Records from a collection of figures
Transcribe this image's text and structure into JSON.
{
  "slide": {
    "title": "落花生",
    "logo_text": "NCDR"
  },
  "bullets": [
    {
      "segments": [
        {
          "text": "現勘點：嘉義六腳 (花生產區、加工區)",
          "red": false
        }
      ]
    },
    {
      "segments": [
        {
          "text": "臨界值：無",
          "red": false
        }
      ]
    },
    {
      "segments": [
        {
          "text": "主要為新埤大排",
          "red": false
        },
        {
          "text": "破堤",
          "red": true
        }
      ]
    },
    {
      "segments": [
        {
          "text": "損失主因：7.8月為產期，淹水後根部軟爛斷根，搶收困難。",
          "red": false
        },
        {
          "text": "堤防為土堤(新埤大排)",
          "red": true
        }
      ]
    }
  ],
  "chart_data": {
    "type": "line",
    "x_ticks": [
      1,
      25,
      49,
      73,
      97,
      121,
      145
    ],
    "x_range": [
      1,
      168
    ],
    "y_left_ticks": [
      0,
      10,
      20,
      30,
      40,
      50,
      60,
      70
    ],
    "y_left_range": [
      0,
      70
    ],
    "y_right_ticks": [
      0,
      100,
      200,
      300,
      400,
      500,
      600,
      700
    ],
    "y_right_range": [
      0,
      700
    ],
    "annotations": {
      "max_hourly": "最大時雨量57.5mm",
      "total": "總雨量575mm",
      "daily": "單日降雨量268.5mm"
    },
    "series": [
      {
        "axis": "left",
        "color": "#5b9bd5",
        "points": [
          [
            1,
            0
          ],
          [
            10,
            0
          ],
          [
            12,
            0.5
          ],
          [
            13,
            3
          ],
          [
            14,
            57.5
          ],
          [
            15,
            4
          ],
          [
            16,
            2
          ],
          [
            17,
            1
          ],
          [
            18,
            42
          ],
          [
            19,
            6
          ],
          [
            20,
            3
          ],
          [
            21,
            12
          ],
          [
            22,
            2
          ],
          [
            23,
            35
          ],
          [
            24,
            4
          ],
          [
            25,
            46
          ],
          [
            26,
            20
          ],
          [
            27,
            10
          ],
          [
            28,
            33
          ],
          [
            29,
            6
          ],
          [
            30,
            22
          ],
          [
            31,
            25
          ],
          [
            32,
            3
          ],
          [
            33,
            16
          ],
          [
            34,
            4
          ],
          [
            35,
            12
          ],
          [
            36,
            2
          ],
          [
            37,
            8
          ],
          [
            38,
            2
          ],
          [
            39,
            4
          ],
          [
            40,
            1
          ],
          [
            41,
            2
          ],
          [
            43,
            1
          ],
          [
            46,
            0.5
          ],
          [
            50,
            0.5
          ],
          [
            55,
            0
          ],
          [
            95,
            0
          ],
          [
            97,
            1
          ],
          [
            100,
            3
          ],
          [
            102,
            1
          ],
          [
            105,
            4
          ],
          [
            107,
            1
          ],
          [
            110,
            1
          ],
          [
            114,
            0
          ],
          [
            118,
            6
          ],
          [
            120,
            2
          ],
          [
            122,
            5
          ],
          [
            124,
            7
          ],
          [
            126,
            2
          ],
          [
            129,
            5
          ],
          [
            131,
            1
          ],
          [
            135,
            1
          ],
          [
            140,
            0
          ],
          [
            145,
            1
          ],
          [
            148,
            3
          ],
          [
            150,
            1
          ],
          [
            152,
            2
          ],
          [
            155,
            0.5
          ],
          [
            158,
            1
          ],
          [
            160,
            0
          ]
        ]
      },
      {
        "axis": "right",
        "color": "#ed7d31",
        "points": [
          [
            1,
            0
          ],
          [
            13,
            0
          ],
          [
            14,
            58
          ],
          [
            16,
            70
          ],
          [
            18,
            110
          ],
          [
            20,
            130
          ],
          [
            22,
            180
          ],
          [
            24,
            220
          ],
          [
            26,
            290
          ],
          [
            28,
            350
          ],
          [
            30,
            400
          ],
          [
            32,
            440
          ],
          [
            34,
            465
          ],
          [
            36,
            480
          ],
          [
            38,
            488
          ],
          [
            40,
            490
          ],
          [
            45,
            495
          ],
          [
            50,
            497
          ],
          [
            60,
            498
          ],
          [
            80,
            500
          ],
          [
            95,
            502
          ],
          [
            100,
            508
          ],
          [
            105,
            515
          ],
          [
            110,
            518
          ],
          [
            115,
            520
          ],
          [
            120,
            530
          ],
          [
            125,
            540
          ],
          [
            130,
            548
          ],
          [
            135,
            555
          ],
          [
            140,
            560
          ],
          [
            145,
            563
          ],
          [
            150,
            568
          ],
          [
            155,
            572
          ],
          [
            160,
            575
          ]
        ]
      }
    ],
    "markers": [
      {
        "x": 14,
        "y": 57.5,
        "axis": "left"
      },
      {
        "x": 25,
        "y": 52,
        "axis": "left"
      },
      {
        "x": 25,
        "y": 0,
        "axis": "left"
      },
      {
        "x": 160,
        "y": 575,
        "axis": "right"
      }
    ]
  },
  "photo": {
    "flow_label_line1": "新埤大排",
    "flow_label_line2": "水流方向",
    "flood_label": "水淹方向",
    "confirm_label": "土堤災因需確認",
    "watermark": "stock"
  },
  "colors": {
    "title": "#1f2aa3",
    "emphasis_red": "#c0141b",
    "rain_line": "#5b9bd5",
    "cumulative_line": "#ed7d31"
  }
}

▶ [Goal of the exercise] Output the records verbatim, from the first line to the last.

▶ [Answer to this exercise]
Transcribe this image's text and structure into JSON.
{
  "slide": {
    "title": "落花生",
    "logo_text": "NCDR"
  },
  "bullets": [
    {
      "segments": [
        {
          "text": "現勘點：嘉義六腳 (花生產區、加工區)",
          "red": false
        }
      ]
    },
    {
      "segments": [
        {
          "text": "臨界值：無",
          "red": false
        }
      ]
    },
    {
      "segments": [
        {
          "text": "主要為新埤大排",
          "red": false
        },
        {
          "text": "破堤",
          "red": true
        }
      ]
    },
    {
      "segments": [
        {
          "text": "損失主因：7.8月為產期，淹水後根部軟爛斷根，搶收困難。",
          "red": false
        },
        {
          "text": "堤防為土堤(新埤大排)",
          "red": true
        }
      ]
    }
  ],
  "chart_data": {
    "type": "line",
    "x_ticks": [
      1,
      25,
      49,
      73,
      97,
      121,
      145
    ],
    "x_range": [
      1,
      168
    ],
    "y_left_ticks": [
      0,
      10,
      20,
      30,
      40,
      50,
      60,
      70
    ],
    "y_left_range": [
      0,
      70
    ],
    "y_right_ticks": [
      0,
      100,
      200,
      300,
      400,
      500,
      600,
      700
    ],
    "y_right_range": [
      0,
      700
    ],
    "annotations": {
      "max_hourly": "最大時雨量57.5mm",
      "total": "總雨量575mm",
      "daily": "單日降雨量268.5mm"
    },
    "series": [
      {
        "axis": "left",
        "color": "#5b9bd5",
        "points": [
          [
            1,
            0
          ],
          [
            10,
            0
          ],
          [
            12,
            0.5
          ],
          [
            13,
            3
          ],
          [
            14,
            57.5
          ],
          [
            15,
            4
          ],
          [
            16,
            2
          ],
          [
            17,
            1
          ],
          [
            18,
            42
          ],
          [
            19,
            6
          ],
          [
            20,
            3
          ],
          [
            21,
            12
          ],
          [
            22,
            2
          ],
          [
            23,
            35
          ],
          [
            24,
            4
          ],
          [
            25,
            46
          ],
          [
            26,
            20
          ],
          [
            27,
            10
          ],
          [
            28,
            33
          ],
          [
            29,
            6
          ],
          [
            30,
            22
          ],
          [
            31,
            25
          ],
          [
            32,
            3
          ],
          [
            33,
            16
          ],
          [
            34,
            4
          ],
          [
            35,
            12
          ],
          [
            36,
            2
          ],
          [
            37,
            8
          ],
          [
            38,
            2
          ],
          [
            39,
            4
          ],
          [
            40,
            1
          ],
          [
            41,
            2
          ],
          [
            43,
            1
          ],
          [
            46,
            0.5
          ],
          [
            50,
            0.5
          ],
          [
            55,
            0
          ],
          [
            95,
            0
          ],
          [
            97,
            1
          ],
          [
            100,
            3
          ],
          [
            102,
            1
          ],
          [
            105,
            4
          ],
          [
            107,
            1
          ],
          [
            110,
            1
          ],
          [
            114,
            0
          ],
          [
            118,
            6
          ],
          [
            120,
            2
          ],
          [
            122,
            5
          ],
          [
            124,
            7
          ],
          [
            126,
            2
          ],
          [
            129,
            5
          ],
          [
            131,
            1
          ],
          [
            135,
            1
          ],
          [
            140,
            0
          ],
          [
            145,
            1
          ],
          [
            148,
            3
          ],
          [
            150,
            1
          ],
          [
            152,
            2
          ],
          [
            155,
            0.5
          ],
          [
            158,
            1
          ],
          [
            160,
            0
          ]
        ]
      },
      {
        "axis": "right",
        "color": "#ed7d31",
        "points": [
          [
            1,
            0
          ],
          [
            13,
            0
          ],
          [
            14,
            58
          ],
          [
            16,
            70
          ],
          [
            18,
            110
          ],
          [
            20,
            130
          ],
          [
            22,
            180
          ],
          [
            24,
            220
          ],
          [
            26,
            290
          ],
          [
            28,
            350
          ],
          [
            30,
            400
          ],
          [
            32,
            440
          ],
          [
            34,
            465
          ],
          [
            36,
            480
          ],
          [
            38,
            488
          ],
          [
            40,
            490
          ],
          [
            45,
            495
          ],
          [
            50,
            497
          ],
          [
            60,
            498
          ],
          [
            80,
            500
          ],
          [
            95,
            502
          ],
          [
            100,
            508
          ],
          [
            105,
            515
          ],
          [
            110,
            518
          ],
          [
            115,
            520
          ],
          [
            120,
            530
          ],
          [
            125,
            540
          ],
          [
            130,
            548
          ],
          [
            135,
            555
          ],
          [
            140,
            560
          ],
          [
            145,
            563
          ],
          [
            150,
            568
          ],
          [
            155,
            572
          ],
          [
            160,
            575
          ]
        ]
      }
    ],
    "markers": [
      {
        "x": 14,
        "y": 57.5,
        "axis": "left"
      },
      {
        "x": 25,
        "y": 52,
        "axis": "left"
      },
      {
        "x": 25,
        "y": 0,
        "axis": "left"
      },
      {
        "x": 160,
        "y": 575,
        "axis": "right"
      }
    ]
  },
  "photo": {
    "flow_label_line1": "新埤大排",
    "flow_label_line2": "水流方向",
    "flood_label": "水淹方向",
    "confirm_label": "土堤災因需確認",
    "watermark": "stock"
  },
  "colors": {
    "title": "#1f2aa3",
    "emphasis_red": "#c0141b",
    "rain_line": "#5b9bd5",
    "cumulative_line": "#ed7d31"
  }
}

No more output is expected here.